------ Document extract ------

A chief rabbi of the Spinka ultra-Orthodox sect and his aide were indicted in California last week for using their synagogues to launder money.

Rabbi Naftali Tzvi Weisz was arrested in Los Angeles along with his top aide, Moshe Zigelman, for what the U.S. Attorney’s Office describes as a “sophisticated tax fraud and money laundering scheme” spanning from Israel to Los Angeles via Brooklyn.

According to the 37-count indictment handed down December 19 by a grand jury, Weisz and Zigelman solicited donations to several Brooklyn-based charities connected to the Spinka ultra-Orthodox sect.

The donations were declared as tax deductible, but Weisz and his aide secretly promised to return between 80% and 95% of the money to the donors while keeping the difference as a fee, according to the charges.

Weisz is the grand rabbi of Brooklyn’s Boro Park branch of the Spinka, a small Hasidic movement named after the Romanian town where it was founded in the 19th century.

After the first grand rabbi’s son was killed during the Holocaust, the Spinka sect split into a number of offshoots, following different grand rabbis around the world. Many Spinka Hasidim live in Brooklyn, but there are also communities in Israel, Europe and Los Angeles.

------ Data section ------

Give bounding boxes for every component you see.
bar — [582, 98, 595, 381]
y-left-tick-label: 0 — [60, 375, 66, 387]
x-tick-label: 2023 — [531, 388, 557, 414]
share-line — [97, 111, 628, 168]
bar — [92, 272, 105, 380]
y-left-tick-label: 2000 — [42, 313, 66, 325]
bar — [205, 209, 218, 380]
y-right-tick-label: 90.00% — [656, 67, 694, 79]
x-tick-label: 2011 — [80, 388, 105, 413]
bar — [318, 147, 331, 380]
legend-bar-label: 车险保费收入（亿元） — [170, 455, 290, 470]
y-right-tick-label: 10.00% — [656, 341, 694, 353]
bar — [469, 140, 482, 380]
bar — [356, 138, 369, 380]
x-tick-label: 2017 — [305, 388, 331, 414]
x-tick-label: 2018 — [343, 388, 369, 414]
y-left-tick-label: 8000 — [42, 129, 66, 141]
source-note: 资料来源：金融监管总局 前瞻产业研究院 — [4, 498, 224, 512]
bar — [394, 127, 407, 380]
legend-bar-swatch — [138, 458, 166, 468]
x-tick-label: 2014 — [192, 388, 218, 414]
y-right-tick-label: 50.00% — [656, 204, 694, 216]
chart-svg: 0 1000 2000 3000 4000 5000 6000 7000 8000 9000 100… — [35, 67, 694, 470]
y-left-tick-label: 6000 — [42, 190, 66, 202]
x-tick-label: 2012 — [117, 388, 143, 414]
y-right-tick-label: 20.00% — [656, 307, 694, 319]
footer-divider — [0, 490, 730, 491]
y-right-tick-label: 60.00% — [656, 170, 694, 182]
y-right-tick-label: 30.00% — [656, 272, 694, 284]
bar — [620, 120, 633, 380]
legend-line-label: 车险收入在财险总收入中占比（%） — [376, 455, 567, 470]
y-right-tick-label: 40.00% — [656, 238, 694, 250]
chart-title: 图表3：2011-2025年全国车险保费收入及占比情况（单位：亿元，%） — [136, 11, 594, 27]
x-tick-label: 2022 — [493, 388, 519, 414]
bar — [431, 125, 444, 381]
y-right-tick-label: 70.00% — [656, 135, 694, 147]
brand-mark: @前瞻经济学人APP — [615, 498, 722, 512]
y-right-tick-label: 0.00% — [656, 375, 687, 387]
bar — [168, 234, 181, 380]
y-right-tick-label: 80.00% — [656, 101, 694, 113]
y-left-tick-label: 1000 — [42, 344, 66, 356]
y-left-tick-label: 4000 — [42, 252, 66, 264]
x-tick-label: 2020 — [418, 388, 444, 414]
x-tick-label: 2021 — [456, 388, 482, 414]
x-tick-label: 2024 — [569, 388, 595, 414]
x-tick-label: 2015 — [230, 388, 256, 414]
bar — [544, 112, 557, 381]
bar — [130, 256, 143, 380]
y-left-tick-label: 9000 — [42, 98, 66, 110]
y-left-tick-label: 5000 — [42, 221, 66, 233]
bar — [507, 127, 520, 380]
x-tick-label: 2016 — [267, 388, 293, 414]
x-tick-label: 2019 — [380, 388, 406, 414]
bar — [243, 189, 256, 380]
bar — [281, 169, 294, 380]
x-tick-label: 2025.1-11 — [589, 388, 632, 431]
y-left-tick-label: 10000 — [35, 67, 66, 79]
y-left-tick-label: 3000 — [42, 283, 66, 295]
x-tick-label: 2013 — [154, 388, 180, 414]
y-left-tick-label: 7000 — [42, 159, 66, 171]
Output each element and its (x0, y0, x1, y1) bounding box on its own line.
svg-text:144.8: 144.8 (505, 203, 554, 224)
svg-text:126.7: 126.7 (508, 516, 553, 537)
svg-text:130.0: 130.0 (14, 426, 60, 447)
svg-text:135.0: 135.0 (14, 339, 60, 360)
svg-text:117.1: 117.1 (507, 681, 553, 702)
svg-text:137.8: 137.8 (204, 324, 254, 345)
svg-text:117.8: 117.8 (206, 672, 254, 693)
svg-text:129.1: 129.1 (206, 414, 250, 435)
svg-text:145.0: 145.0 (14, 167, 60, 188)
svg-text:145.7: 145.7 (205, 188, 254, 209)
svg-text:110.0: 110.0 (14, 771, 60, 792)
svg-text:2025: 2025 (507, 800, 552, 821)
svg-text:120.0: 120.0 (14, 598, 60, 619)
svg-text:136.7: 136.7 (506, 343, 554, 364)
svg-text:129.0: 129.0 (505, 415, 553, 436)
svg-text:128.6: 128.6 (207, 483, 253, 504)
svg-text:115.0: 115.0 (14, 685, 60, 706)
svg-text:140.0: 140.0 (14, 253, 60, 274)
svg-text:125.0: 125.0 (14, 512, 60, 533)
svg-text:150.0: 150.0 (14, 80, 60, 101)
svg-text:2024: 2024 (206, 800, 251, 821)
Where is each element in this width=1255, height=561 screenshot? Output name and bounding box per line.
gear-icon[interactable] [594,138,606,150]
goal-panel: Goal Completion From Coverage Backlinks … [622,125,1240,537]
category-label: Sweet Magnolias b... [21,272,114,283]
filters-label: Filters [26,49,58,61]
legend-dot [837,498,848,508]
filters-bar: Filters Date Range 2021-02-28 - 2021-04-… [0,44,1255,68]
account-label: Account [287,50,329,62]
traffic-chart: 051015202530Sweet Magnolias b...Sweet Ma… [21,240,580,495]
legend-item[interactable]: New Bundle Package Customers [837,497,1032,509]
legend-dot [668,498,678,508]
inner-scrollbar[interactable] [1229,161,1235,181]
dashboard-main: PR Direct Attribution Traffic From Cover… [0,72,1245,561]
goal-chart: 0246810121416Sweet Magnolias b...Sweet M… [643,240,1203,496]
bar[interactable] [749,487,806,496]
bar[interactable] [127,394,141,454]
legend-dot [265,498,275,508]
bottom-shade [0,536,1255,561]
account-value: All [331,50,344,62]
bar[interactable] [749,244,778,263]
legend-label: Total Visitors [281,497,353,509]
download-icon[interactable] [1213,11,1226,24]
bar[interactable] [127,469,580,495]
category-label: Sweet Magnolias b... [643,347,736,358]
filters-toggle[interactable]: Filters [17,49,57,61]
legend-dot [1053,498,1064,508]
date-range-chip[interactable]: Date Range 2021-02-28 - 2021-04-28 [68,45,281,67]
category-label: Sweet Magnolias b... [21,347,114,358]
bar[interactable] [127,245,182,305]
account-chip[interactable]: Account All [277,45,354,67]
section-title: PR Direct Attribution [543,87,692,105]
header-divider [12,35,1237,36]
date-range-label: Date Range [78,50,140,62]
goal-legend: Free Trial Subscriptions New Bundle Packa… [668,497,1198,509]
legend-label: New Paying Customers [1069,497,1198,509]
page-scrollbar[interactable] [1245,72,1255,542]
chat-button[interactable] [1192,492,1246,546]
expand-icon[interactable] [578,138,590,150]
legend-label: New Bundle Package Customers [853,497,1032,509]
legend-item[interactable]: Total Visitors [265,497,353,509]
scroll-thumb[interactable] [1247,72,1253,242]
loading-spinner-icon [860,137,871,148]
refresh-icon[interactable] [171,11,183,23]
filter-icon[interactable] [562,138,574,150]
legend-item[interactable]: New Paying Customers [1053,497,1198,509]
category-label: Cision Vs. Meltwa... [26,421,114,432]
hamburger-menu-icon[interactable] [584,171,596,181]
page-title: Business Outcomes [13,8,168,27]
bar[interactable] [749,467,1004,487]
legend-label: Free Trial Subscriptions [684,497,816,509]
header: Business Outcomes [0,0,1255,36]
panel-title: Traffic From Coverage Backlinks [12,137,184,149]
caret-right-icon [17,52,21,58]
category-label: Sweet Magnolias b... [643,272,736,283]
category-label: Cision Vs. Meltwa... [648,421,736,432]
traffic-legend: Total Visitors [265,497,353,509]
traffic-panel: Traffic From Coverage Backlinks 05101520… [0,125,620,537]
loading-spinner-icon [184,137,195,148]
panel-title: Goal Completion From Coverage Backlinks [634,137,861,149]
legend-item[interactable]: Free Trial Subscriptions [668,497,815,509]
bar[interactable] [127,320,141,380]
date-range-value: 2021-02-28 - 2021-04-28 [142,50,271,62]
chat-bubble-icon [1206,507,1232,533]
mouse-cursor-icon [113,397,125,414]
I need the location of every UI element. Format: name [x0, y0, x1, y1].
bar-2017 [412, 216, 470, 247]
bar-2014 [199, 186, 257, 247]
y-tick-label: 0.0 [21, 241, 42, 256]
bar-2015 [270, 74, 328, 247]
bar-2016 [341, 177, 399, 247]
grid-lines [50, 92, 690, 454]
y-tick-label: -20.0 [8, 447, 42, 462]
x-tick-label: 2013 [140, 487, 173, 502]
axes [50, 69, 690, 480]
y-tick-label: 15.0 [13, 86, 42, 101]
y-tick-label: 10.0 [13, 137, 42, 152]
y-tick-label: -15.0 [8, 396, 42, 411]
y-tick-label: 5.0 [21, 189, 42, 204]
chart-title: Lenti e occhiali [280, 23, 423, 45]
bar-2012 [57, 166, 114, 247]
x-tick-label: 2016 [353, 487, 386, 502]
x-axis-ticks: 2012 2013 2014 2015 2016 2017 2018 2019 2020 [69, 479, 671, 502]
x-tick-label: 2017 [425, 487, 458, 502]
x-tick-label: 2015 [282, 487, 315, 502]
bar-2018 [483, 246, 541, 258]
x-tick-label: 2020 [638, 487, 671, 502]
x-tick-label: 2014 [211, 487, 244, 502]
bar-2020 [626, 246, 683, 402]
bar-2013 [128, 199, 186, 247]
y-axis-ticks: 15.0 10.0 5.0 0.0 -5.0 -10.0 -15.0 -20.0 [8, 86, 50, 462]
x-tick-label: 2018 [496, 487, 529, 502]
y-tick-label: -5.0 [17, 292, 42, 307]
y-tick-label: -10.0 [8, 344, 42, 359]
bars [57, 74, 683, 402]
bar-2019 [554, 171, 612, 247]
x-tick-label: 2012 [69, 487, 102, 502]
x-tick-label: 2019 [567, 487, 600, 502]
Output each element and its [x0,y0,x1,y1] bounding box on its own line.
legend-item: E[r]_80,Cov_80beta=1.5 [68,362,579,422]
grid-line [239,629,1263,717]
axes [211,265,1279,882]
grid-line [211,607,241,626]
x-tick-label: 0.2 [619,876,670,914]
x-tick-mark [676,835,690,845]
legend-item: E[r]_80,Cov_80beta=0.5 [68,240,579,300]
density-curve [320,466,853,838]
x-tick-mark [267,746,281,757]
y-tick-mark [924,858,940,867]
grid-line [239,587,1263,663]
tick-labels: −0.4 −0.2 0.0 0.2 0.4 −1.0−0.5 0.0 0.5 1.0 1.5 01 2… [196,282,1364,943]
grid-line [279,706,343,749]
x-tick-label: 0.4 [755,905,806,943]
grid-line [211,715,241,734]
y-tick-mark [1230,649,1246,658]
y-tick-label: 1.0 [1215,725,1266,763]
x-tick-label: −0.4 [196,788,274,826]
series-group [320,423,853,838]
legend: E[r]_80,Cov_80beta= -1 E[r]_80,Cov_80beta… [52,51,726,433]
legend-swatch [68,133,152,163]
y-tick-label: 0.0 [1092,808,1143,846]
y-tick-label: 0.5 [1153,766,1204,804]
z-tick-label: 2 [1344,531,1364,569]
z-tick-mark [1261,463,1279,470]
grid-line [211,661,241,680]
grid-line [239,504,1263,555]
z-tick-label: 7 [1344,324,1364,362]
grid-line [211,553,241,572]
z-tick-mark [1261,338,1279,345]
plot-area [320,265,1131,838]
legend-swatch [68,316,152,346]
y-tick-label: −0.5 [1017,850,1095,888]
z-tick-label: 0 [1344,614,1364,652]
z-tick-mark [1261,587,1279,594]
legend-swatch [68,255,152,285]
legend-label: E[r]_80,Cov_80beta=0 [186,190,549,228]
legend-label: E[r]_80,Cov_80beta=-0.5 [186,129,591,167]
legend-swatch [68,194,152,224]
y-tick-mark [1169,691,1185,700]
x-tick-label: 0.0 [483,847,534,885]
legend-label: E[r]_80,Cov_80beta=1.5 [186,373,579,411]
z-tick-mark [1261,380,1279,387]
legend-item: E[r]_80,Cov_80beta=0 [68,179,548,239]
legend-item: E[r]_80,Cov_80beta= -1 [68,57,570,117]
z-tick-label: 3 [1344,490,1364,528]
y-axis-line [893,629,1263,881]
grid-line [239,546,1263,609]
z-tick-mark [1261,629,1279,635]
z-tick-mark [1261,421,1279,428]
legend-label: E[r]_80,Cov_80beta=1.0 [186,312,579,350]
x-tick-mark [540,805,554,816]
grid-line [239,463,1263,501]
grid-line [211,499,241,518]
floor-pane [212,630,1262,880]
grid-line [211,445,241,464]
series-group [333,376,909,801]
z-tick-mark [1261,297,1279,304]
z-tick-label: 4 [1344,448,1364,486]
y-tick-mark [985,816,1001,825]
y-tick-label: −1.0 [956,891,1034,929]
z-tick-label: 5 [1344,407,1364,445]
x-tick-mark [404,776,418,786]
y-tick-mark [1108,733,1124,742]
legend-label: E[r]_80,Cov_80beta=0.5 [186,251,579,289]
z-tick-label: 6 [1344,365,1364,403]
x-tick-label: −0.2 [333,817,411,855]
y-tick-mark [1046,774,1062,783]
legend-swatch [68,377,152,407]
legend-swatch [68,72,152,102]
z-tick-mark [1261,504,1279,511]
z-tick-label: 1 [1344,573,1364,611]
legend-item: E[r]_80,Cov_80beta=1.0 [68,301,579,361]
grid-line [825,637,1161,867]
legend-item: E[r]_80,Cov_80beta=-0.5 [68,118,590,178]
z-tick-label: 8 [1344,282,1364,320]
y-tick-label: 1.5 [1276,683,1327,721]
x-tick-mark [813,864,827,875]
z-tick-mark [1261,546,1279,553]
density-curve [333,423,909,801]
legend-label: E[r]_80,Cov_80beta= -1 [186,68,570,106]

------

Complete the following ::
**a)** Using the news report on the Spinka indictment, explain how the Spinka movement got its name and what led it to split into offshoots.
**b)** In the news report on the Spinka indictment, what share of the donations did Weisz and his aide secretly promise to return to donors?

Per-task outputs ::
**a)** The Spinka movement is named after the Romanian town where it was founded in the 19th century. It split into a number of offshoots after the first grand rabbi's son was killed during the Holocaust, with the groups following different grand rabbis around the world.

**b)** Between 80% and 95% of the money.